To do
Copy the records below, switching every "legend-entry-label" to "legend-item-label" and keeping everything else the same.

** START Source data **

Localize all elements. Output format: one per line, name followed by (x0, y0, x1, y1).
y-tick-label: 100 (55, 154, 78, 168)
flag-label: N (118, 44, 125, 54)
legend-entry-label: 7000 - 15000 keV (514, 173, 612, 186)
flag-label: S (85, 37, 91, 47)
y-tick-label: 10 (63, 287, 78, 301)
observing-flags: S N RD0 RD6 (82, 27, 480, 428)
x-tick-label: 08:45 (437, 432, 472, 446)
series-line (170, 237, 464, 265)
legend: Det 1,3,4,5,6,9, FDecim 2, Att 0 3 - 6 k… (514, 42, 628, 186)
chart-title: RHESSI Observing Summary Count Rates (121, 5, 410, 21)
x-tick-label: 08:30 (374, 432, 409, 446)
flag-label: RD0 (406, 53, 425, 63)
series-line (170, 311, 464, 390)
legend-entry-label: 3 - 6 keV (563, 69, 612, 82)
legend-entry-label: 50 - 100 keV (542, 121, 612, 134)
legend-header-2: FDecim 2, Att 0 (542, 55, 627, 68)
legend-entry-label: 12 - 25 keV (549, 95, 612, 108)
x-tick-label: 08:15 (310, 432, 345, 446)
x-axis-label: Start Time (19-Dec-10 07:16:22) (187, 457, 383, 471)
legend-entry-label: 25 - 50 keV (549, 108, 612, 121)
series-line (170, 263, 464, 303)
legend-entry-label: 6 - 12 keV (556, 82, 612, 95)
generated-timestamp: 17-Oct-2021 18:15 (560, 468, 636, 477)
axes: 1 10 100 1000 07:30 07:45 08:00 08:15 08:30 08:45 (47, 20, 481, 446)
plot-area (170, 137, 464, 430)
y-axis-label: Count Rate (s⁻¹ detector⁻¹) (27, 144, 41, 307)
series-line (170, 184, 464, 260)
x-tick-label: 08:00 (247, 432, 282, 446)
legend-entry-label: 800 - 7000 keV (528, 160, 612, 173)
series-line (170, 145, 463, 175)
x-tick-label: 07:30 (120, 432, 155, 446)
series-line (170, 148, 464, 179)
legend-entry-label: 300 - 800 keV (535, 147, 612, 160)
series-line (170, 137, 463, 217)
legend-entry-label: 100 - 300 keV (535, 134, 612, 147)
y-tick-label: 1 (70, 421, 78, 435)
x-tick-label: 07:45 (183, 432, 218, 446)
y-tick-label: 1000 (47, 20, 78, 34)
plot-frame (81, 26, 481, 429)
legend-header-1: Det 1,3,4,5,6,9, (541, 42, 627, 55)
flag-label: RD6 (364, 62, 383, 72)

** END Source data **

The solution
Localize all elements. Output format: one per line, name followed by (x0, y0, x1, y1).
y-tick-label: 100 (55, 154, 78, 168)
flag-label: N (118, 44, 125, 54)
legend-item-label: 7000 - 15000 keV (514, 173, 612, 186)
flag-label: S (85, 37, 91, 47)
y-tick-label: 10 (63, 287, 78, 301)
observing-flags: S N RD0 RD6 (82, 27, 480, 428)
x-tick-label: 08:45 (437, 432, 472, 446)
series-line (170, 237, 464, 265)
legend: Det 1,3,4,5,6,9, FDecim 2, Att 0 3 - 6 k… (514, 42, 628, 186)
chart-title: RHESSI Observing Summary Count Rates (121, 5, 410, 21)
x-tick-label: 08:30 (374, 432, 409, 446)
flag-label: RD0 (406, 53, 425, 63)
series-line (170, 311, 464, 390)
legend-item-label: 3 - 6 keV (563, 69, 612, 82)
legend-item-label: 50 - 100 keV (542, 121, 612, 134)
legend-header-2: FDecim 2, Att 0 (542, 55, 627, 68)
legend-item-label: 12 - 25 keV (549, 95, 612, 108)
x-tick-label: 08:15 (310, 432, 345, 446)
x-axis-label: Start Time (19-Dec-10 07:16:22) (187, 457, 383, 471)
legend-item-label: 25 - 50 keV (549, 108, 612, 121)
series-line (170, 263, 464, 303)
legend-item-label: 6 - 12 keV (556, 82, 612, 95)
generated-timestamp: 17-Oct-2021 18:15 (560, 468, 636, 477)
axes: 1 10 100 1000 07:30 07:45 08:00 08:15 08:30 08:45 (47, 20, 481, 446)
plot-area (170, 137, 464, 430)
y-axis-label: Count Rate (s⁻¹ detector⁻¹) (27, 144, 41, 307)
series-line (170, 184, 464, 260)
x-tick-label: 08:00 (247, 432, 282, 446)
legend-item-label: 800 - 7000 keV (528, 160, 612, 173)
series-line (170, 145, 463, 175)
x-tick-label: 07:30 (120, 432, 155, 446)
series-line (170, 148, 464, 179)
legend-item-label: 300 - 800 keV (535, 147, 612, 160)
series-line (170, 137, 463, 217)
legend-item-label: 100 - 300 keV (535, 134, 612, 147)
y-tick-label: 1 (70, 421, 78, 435)
x-tick-label: 07:45 (183, 432, 218, 446)
y-tick-label: 1000 (47, 20, 78, 34)
plot-frame (81, 26, 481, 429)
legend-header-1: Det 1,3,4,5,6,9, (541, 42, 627, 55)
flag-label: RD6 (364, 62, 383, 72)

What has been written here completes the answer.